#### Tasks for this exercise:
[1] In the groupingBy() article below, why does the first example pass String::length to groupingBy()? Answer in one to three sentences.
[2] Continue the groupingBy() article below from the point where it stops.

#### Page:
-- BEGIN --

The groupingBy() is one of the most powerful and customizable Stream API collectors.
If you always find yourself not going beyond:
.collect(groupingBy(...));
…or simply wanted to discover more its potential uses, then this article is for you.
If you’re looking for a general Collectors API overview, head here.
Overview
Simply put, groupingBy() provides similar functionality to SQL’s GROUP BY clause, just for Java Stream API.
To use it, we always need to specify a property, by which the grouping be performed. We do this by providing an implementation of a functional interface – usually by passing a lambda expression.
For example, if we wanted to group Strings by their lengths, we could do that by passing String::length to the groupingBy():
List<String> strings = List.of("a", "bb", "cc", "ddd");
Map<Integer, List<String>> result = strings.stream()
.collect(groupingBy(String::length));
System.out.println(result); // {1=[a], 2=[bb, cc], 3=[ddd]}But the collector itself is capable of doing much more than simple groupings like above.
Grouping Into a Custom Map Implementation
If you need to provide a custom Map implementation, you can do that by using a provided groupingBy() overload:
List<String> strings = List.of("a", "bb", "cc", "ddd");
TreeMap<Integer, List<String>> result = strings.stream()
.collect(groupingBy(String::length, TreeMap::new, toList()));
System.out.println(result); // {1=[a], 2=[bb, cc], 3=[ddd]}Providing a Custom Downstream Collection
If you need to store grouped elements in a custom collection, this can be achieved by using a toCollection() collector.
For example, if you wanted to group elements in TreeSet instances, this could be as easy as:
groupingBy(String::length, toCollection(TreeSet::new))
and a complete example:
List<String> strings = List.of("a", "bb", "cc", "ddd");
Map<Integer, TreeSet<String>> result = strings.stream()

-- END --

#### Entries supplied:
-- BEGIN --

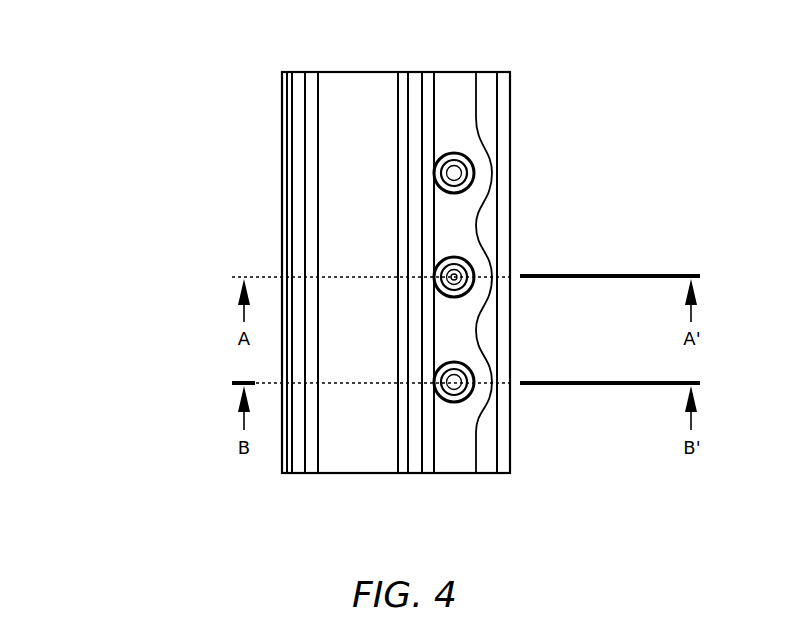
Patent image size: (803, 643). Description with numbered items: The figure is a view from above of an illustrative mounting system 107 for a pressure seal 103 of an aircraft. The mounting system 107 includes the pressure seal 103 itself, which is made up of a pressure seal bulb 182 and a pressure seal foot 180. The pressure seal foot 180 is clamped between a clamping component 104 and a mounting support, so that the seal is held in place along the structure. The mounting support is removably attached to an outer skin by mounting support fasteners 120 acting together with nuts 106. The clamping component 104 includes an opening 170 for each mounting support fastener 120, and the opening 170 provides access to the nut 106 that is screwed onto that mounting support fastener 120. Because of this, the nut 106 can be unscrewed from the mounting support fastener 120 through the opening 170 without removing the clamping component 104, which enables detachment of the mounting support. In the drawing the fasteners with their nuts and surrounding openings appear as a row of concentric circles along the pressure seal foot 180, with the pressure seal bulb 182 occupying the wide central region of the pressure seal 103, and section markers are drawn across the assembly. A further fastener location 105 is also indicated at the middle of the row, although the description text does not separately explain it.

-- END --
-- BEGIN --

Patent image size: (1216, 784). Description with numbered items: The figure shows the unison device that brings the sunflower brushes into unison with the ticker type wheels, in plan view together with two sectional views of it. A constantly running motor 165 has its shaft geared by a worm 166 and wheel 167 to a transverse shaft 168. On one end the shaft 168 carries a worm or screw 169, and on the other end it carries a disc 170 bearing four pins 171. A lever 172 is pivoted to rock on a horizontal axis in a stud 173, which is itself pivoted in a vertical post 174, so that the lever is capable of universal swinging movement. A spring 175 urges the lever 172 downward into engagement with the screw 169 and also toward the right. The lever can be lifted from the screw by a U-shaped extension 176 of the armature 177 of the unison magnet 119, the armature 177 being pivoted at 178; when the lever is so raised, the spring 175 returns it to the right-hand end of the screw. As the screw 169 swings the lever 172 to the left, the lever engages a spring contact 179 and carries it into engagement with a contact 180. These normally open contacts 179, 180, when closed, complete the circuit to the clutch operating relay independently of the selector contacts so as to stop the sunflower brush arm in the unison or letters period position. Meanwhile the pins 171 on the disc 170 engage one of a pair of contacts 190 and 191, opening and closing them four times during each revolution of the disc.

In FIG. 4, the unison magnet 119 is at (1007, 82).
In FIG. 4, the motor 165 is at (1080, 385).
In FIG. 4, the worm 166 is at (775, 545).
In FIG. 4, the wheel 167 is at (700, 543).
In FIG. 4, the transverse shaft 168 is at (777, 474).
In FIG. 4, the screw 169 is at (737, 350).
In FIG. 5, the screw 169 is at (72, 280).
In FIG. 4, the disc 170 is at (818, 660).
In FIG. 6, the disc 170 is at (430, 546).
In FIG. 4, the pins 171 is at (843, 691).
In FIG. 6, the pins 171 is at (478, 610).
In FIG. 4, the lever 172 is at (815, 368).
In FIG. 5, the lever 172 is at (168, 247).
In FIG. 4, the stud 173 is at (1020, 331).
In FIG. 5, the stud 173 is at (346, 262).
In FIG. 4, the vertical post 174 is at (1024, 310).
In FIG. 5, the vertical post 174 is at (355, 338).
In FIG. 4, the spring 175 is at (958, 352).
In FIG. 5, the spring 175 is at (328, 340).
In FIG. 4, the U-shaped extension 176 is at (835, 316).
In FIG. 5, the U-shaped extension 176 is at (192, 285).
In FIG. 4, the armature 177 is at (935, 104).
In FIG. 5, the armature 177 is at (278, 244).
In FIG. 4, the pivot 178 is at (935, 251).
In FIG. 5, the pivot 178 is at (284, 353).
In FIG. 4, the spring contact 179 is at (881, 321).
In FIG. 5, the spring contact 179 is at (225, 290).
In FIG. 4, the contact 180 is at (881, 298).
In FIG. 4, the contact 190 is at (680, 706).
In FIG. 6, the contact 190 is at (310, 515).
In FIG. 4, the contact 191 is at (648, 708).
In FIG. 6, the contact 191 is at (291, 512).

-- END --
-- BEGIN --

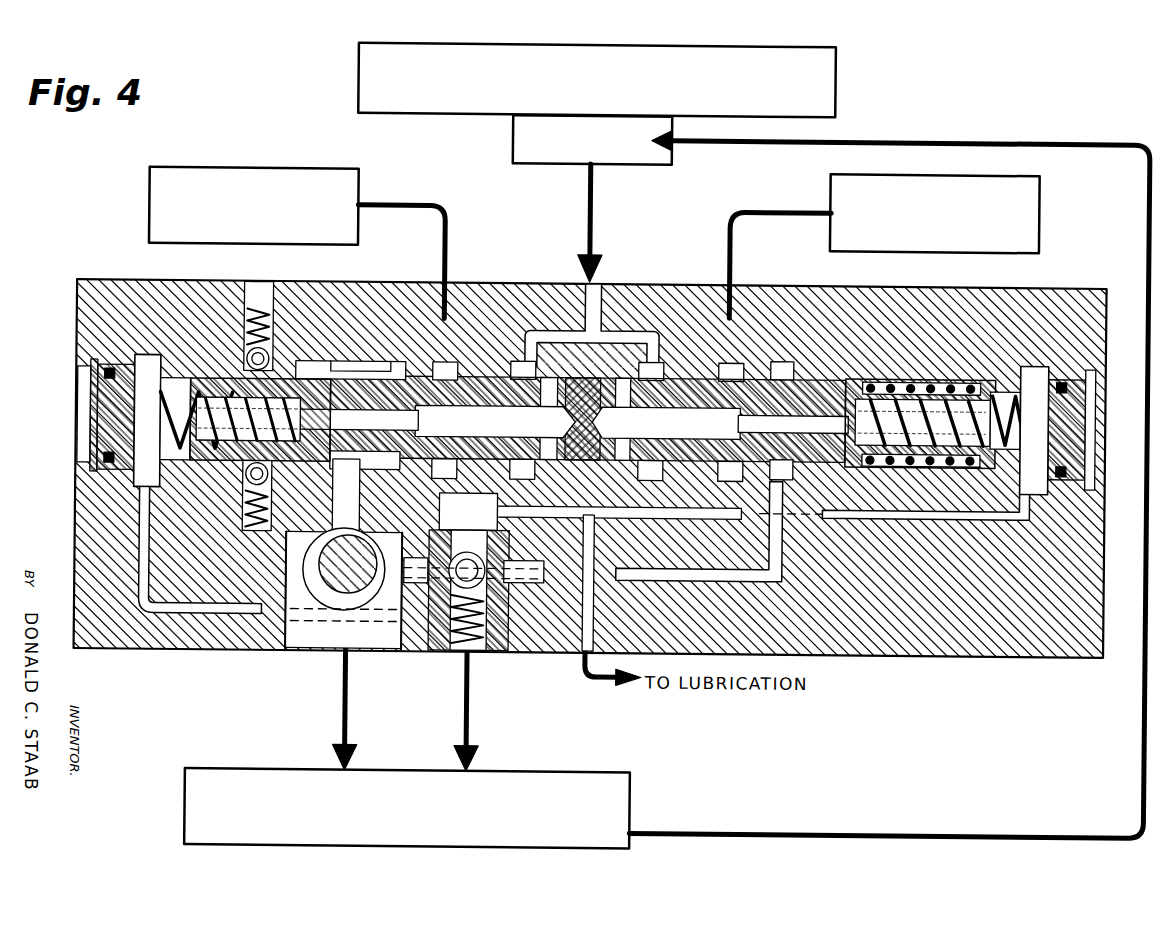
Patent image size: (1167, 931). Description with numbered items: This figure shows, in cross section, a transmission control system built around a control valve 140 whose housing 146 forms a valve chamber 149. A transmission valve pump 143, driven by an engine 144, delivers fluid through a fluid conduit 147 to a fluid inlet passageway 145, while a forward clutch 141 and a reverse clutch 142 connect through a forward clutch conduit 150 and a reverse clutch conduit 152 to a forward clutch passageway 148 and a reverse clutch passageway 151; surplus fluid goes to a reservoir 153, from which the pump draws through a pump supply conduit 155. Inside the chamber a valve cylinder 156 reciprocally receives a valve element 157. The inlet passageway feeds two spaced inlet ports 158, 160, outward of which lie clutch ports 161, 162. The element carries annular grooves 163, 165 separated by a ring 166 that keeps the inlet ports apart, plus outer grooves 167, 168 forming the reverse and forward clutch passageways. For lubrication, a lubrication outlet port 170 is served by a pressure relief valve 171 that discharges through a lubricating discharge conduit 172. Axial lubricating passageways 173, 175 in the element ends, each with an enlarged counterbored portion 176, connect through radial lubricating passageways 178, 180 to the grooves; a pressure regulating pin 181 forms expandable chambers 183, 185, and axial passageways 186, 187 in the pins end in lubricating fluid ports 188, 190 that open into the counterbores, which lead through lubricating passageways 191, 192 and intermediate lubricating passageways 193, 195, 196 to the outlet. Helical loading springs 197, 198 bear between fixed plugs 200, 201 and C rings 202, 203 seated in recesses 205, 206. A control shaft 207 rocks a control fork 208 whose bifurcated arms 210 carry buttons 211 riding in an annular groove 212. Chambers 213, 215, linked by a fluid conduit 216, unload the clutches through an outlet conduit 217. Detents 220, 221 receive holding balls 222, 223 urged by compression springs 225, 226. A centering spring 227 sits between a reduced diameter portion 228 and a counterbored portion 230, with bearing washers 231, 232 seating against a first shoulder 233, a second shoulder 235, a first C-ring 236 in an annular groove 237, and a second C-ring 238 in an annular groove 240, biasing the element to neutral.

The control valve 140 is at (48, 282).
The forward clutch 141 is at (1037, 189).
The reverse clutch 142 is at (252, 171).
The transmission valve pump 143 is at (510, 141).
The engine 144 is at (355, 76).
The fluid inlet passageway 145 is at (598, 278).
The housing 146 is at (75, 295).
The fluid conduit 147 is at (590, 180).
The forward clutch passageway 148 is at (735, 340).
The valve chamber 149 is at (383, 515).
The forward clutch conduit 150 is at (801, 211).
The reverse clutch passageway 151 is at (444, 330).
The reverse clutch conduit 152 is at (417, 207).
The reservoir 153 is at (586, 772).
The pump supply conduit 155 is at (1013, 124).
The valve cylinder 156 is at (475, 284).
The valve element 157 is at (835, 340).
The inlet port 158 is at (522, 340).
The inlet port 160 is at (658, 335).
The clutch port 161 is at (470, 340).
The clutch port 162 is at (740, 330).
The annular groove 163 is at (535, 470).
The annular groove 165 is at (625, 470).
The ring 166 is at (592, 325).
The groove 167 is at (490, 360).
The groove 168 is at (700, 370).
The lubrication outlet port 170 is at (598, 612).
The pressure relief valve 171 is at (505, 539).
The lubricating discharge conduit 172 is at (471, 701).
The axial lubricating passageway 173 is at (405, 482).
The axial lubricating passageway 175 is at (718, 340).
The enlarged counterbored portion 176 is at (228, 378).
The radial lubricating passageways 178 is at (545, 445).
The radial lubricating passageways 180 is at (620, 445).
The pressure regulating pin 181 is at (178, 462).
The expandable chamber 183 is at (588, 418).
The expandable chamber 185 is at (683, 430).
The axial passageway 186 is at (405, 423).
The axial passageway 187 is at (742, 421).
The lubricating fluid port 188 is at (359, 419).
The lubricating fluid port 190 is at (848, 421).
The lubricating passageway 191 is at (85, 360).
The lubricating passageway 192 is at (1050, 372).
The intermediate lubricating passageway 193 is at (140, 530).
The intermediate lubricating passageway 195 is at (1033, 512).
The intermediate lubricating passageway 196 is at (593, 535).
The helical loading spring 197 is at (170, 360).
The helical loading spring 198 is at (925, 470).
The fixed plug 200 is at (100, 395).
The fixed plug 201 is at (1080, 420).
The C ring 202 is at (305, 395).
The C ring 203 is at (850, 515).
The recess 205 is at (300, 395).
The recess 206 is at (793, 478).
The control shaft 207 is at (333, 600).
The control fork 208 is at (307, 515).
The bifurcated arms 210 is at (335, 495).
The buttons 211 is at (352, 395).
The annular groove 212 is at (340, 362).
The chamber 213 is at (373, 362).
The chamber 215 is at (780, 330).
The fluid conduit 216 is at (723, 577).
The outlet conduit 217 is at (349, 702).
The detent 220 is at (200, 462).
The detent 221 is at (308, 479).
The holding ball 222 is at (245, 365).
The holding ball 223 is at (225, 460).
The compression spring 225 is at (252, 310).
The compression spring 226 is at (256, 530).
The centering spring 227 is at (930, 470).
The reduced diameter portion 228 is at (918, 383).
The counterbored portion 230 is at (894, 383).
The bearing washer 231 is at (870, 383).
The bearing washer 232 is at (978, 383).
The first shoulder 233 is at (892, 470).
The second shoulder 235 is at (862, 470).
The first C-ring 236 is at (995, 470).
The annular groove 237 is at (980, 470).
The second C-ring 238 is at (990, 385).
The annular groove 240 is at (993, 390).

-- END --

#### Results:
[1] groupingBy() always needs a property to group by, and that property is supplied by implementing a functional interface, usually with a lambda expression. Passing String::length sets string length as that property, so the Strings are grouped by their lengths.

[2]
.collect(groupingBy(String::length, toCollection(TreeSet::new)));
System.out.println(result); // {1=[a], 2=[bb, cc], 3=[ddd]}Grouping and Counting Items in Groups
If you simply want to know the number of grouped elements, this can be as easy as providing a custom counting() collector:
groupingBy(String::length, counting())
and a complete example:
List<String> strings = List.of("a", "bb", "cc", "ddd");
Map<Integer, Long> result = strings.stream()
.collect(groupingBy(String::length, counting()));
System.out.println(result); // {1=1, 2=2, 3=1}Grouping and Combining Items as Strings
If you need to group elements and create a single String representation of each group, this can be achieved by using the joining() collector:
groupingBy(String::length, joining(",", "[", "]"))and in action:
List<String> strings = List.of("a", "bb", "cc", "ddd");
Map<Integer, String> result = strings.stream()
.collect(groupingBy(String::length, joining(",", "[", "]")));
System.out.println(result); // {1=[a], 2=[bb,cc], 3=[ddd]}Grouping and Filtering Items
Sometimes, there might be a need to exclude some items from grouped results. This can be achieved using the filtering() collector:
groupingBy(String::length, filtering(s -> !s.contains("c"), toList()))and in action:
List<String> strings = List.of("a", "bb", "cc", "ddd");
Map<Integer, List<String>> result = strings.stream()
.collect(groupingBy(String::length, filtering(s -> !s.contains("c"), toList())));
System.out.println(result); // {1=[a], 2=[bb], 3=[ddd]}Grouping and Calculating an Average per Group
If there’s a need to derive an average of properties of grouped items, there are a few handy collectors for that:
- averagingInt()
- averagingLong()
- averagingDouble()
and in action:
List<String> strings = List.of("a", "bb", "cc", "ddd");
Map<Integer, Double> result = strings.stream()
.collect(groupingBy(String::length, averagingInt(String::hashCode)));
System.out.println(result); // {1=97.0, 2=3152.0, 3=99300.0}Disclaimer: String::hashCode was used as a placeholder.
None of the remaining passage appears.